## start EXTRACTED MATERIAL

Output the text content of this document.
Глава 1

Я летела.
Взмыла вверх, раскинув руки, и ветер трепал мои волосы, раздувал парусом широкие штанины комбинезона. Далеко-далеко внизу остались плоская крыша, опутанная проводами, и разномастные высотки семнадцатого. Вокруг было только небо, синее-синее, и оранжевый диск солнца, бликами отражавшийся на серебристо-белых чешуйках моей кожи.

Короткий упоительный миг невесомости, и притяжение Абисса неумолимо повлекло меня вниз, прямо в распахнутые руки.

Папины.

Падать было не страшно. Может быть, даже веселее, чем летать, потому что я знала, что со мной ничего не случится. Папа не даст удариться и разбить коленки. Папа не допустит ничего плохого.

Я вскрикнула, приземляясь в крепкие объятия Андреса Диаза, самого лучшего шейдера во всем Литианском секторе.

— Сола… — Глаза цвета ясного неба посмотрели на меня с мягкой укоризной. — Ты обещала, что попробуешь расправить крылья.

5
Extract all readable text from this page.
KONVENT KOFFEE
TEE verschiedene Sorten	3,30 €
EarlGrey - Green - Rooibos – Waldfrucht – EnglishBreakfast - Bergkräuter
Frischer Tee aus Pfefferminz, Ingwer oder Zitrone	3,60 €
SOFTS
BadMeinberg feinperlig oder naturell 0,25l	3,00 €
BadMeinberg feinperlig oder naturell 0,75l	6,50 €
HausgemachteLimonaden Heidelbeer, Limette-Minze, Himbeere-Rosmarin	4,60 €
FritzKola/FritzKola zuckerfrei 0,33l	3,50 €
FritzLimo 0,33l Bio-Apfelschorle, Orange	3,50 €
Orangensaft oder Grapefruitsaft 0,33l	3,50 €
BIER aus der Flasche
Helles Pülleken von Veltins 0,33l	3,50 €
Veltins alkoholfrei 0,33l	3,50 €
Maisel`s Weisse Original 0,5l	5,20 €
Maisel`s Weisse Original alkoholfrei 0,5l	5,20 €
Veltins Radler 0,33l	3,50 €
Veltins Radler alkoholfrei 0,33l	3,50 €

## end EXTRACTED MATERIAL

» THE TASK
Take the records above and return them exactly as written.

» THE REPLY
Output the text content of this document.
Глава 1

Я летела.
Взмыла вверх, раскинув руки, и ветер трепал мои волосы, раздувал парусом широкие штанины комбинезона. Далеко-далеко внизу остались плоская крыша, опутанная проводами, и разномастные высотки семнадцатого. Вокруг было только небо, синее-синее, и оранжевый диск солнца, бликами отражавшийся на серебристо-белых чешуйках моей кожи.

Короткий упоительный миг невесомости, и притяжение Абисса неумолимо повлекло меня вниз, прямо в распахнутые руки.

Папины.

Падать было не страшно. Может быть, даже веселее, чем летать, потому что я знала, что со мной ничего не случится. Папа не даст удариться и разбить коленки. Папа не допустит ничего плохого.

Я вскрикнула, приземляясь в крепкие объятия Андреса Диаза, самого лучшего шейдера во всем Литианском секторе.

— Сола… — Глаза цвета ясного неба посмотрели на меня с мягкой укоризной. — Ты обещала, что попробуешь расправить крылья.

5
Extract all readable text from this page.
KONVENT KOFFEE
TEE verschiedene Sorten	3,30 €
EarlGrey - Green - Rooibos – Waldfrucht – EnglishBreakfast - Bergkräuter
Frischer Tee aus Pfefferminz, Ingwer oder Zitrone	3,60 €
SOFTS
BadMeinberg feinperlig oder naturell 0,25l	3,00 €
BadMeinberg feinperlig oder naturell 0,75l	6,50 €
HausgemachteLimonaden Heidelbeer, Limette-Minze, Himbeere-Rosmarin	4,60 €
FritzKola/FritzKola zuckerfrei 0,33l	3,50 €
FritzLimo 0,33l Bio-Apfelschorle, Orange	3,50 €
Orangensaft oder Grapefruitsaft 0,33l	3,50 €
BIER aus der Flasche
Helles Pülleken von Veltins 0,33l	3,50 €
Veltins alkoholfrei 0,33l	3,50 €
Maisel`s Weisse Original 0,5l	5,20 €
Maisel`s Weisse Original alkoholfrei 0,5l	5,20 €
Veltins Radler 0,33l	3,50 €
Veltins Radler alkoholfrei 0,33l	3,50 €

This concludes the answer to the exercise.